## [WORKING DATA]
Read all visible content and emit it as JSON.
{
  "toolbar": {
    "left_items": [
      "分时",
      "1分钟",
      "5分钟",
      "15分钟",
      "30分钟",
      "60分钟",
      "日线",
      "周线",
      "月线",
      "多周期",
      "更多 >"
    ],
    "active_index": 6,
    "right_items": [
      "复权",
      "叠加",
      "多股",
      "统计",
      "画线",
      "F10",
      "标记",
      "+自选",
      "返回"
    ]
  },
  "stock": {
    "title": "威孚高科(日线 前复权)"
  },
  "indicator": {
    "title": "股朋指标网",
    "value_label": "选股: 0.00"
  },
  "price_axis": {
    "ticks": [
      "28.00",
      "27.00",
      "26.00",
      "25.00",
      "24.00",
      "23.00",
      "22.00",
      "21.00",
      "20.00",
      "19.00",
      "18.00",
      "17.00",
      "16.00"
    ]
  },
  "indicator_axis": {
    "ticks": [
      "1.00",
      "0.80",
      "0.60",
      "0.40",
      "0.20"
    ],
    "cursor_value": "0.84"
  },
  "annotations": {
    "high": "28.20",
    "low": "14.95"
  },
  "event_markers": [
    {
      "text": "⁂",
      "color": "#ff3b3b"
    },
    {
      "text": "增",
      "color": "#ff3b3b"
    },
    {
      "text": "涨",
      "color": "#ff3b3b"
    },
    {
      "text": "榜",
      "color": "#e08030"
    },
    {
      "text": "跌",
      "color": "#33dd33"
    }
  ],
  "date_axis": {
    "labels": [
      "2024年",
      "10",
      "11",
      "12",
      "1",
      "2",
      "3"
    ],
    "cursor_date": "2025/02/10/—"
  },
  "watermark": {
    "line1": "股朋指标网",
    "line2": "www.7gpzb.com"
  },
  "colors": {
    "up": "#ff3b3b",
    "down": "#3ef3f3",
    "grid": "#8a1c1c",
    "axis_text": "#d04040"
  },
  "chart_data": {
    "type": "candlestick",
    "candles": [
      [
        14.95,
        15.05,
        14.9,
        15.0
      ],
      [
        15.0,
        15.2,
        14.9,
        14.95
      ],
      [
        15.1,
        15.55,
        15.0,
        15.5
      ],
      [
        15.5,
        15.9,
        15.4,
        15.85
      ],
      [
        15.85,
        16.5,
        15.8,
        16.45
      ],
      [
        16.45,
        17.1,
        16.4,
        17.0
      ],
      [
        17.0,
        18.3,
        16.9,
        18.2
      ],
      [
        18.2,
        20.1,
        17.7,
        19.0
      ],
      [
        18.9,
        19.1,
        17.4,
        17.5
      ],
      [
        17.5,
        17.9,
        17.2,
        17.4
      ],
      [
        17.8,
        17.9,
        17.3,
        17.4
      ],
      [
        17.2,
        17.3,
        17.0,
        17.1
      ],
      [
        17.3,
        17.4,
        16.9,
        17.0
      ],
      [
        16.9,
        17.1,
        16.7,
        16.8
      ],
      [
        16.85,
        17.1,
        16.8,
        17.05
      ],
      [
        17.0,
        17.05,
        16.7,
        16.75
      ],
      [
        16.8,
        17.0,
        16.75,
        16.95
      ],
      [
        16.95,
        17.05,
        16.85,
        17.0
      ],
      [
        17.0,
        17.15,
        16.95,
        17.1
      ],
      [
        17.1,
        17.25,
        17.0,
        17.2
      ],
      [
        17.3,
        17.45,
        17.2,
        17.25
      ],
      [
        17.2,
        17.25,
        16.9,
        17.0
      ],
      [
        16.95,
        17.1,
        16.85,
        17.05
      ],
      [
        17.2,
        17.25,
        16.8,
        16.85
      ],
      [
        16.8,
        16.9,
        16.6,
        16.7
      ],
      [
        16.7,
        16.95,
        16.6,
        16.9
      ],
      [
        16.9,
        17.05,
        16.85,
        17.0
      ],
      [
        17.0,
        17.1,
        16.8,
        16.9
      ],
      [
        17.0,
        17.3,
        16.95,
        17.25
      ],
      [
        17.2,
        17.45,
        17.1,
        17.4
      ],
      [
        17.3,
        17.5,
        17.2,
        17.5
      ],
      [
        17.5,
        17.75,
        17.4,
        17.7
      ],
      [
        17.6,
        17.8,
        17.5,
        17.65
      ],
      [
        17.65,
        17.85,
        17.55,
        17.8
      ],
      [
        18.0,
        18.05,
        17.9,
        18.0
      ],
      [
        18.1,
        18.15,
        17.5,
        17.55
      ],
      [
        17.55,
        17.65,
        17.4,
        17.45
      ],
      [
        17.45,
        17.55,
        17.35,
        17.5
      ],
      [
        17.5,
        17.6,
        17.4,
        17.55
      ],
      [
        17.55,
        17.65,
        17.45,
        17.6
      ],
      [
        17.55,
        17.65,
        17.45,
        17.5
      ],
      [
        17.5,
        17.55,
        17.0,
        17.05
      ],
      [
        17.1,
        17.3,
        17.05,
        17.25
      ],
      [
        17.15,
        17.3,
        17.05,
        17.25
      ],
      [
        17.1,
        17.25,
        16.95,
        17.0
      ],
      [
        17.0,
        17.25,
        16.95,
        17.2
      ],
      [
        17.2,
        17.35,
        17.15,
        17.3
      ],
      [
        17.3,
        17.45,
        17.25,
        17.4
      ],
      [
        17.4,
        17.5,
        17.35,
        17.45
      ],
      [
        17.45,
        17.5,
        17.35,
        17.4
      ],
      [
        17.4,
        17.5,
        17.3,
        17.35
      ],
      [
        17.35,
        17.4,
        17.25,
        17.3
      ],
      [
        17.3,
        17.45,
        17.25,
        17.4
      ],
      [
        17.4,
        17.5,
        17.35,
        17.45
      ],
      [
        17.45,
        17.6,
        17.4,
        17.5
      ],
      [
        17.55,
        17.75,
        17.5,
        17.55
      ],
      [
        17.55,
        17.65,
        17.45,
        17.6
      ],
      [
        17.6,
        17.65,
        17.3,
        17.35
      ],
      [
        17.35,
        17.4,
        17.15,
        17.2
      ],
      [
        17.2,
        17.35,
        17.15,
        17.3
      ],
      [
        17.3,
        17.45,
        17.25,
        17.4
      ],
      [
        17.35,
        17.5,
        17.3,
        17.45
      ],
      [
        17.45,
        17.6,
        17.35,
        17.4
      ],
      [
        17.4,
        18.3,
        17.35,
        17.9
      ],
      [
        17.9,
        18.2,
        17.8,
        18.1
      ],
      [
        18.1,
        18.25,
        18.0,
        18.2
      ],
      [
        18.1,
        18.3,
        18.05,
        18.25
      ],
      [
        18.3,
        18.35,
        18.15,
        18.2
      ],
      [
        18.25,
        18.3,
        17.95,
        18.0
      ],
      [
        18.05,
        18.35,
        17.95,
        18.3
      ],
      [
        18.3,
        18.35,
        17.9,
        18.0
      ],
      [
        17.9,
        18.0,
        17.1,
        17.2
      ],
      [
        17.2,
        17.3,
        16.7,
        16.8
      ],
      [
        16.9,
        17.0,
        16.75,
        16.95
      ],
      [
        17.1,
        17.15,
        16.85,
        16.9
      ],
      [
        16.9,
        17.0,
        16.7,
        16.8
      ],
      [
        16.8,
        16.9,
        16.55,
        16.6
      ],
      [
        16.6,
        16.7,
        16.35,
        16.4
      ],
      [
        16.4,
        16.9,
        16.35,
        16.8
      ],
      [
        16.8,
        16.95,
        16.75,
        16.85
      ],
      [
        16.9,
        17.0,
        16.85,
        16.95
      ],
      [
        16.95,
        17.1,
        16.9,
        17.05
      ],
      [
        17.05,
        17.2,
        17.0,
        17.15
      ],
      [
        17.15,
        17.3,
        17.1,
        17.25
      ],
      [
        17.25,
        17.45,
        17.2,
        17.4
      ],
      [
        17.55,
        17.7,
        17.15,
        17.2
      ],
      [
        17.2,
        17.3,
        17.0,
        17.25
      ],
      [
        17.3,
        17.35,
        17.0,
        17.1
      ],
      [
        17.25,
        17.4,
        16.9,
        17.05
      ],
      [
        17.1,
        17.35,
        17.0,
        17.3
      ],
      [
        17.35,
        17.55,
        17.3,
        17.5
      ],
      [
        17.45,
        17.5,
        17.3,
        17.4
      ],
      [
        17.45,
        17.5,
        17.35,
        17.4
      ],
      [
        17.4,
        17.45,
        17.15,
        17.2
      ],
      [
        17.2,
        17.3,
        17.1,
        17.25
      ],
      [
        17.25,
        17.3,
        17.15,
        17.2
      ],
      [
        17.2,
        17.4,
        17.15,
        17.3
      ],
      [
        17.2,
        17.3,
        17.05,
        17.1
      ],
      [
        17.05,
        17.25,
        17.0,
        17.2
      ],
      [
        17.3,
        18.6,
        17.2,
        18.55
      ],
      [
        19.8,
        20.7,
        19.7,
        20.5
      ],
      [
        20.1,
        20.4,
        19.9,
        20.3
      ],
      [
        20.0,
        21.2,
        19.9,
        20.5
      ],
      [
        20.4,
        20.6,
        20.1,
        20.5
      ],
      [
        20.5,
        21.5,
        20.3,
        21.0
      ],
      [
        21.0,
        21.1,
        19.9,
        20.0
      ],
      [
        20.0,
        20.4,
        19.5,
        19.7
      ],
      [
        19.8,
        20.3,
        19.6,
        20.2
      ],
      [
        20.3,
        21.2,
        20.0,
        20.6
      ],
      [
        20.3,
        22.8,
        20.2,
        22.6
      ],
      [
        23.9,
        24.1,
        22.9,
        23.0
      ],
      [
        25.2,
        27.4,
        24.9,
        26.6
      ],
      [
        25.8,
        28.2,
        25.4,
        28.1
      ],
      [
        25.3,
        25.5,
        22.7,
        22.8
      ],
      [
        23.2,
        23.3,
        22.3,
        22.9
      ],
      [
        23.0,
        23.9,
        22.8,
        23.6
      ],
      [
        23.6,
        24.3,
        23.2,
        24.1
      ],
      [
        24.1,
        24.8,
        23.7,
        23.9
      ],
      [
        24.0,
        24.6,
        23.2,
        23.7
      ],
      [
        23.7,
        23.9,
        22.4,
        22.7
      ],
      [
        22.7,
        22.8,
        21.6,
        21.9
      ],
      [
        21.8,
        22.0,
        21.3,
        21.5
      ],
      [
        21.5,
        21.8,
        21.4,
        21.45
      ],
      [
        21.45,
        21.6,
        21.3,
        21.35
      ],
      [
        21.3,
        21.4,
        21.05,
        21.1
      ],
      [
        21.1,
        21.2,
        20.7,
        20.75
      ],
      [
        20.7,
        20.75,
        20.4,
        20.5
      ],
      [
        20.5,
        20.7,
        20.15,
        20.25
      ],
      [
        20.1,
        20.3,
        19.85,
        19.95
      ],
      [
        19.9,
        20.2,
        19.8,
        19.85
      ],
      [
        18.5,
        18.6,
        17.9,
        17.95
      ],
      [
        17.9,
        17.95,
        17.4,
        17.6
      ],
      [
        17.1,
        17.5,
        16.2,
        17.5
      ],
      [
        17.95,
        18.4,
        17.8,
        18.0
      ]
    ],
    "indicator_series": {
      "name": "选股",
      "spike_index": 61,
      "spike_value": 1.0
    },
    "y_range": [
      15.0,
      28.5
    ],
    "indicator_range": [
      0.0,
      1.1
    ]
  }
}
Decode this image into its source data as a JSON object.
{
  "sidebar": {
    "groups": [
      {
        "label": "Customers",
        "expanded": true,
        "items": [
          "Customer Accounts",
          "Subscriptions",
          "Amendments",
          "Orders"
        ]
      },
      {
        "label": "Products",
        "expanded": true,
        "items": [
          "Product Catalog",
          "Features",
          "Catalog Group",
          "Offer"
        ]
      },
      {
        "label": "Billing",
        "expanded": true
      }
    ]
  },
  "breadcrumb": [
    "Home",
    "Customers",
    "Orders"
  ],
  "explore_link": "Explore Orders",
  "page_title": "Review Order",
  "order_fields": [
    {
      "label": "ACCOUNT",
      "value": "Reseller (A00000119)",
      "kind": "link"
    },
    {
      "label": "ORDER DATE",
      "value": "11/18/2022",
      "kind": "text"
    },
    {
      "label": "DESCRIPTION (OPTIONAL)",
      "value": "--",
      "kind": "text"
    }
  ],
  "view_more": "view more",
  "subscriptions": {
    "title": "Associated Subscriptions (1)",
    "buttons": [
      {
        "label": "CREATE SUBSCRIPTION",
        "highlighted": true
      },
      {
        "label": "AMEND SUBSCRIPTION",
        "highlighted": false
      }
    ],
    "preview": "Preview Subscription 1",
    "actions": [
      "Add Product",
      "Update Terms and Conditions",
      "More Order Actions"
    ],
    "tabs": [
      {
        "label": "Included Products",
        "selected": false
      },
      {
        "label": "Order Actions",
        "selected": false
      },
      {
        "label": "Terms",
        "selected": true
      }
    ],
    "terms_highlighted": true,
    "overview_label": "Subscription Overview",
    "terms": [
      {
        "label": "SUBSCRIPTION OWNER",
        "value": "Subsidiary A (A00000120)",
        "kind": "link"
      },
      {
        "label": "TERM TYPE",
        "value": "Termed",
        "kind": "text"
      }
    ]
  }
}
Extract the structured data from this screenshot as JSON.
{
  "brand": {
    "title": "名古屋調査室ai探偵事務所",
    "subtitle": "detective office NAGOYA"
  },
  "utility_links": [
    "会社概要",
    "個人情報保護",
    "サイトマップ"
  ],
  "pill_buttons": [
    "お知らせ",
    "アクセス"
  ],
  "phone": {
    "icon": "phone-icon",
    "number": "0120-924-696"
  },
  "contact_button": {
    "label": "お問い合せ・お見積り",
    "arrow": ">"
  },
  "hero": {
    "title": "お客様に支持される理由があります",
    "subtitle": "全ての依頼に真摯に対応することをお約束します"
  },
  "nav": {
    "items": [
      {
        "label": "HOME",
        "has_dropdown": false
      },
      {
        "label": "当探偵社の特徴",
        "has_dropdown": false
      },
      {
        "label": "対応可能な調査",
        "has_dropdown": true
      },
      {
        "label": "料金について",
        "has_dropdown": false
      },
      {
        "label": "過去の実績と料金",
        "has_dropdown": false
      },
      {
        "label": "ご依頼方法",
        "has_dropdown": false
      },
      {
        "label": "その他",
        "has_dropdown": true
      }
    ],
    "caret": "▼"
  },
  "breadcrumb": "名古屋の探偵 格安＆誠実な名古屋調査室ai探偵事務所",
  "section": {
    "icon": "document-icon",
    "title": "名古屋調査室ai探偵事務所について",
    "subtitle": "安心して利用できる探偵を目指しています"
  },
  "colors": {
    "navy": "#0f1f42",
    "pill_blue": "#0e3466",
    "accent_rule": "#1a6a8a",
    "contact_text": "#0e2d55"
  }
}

## [REQUIREMENT]
Reproduce each line of the material containing the word "Orders".

## [SOLVED EXERCISE]
          "Orders"
    "Orders"
  "explore_link": "Explore Orders",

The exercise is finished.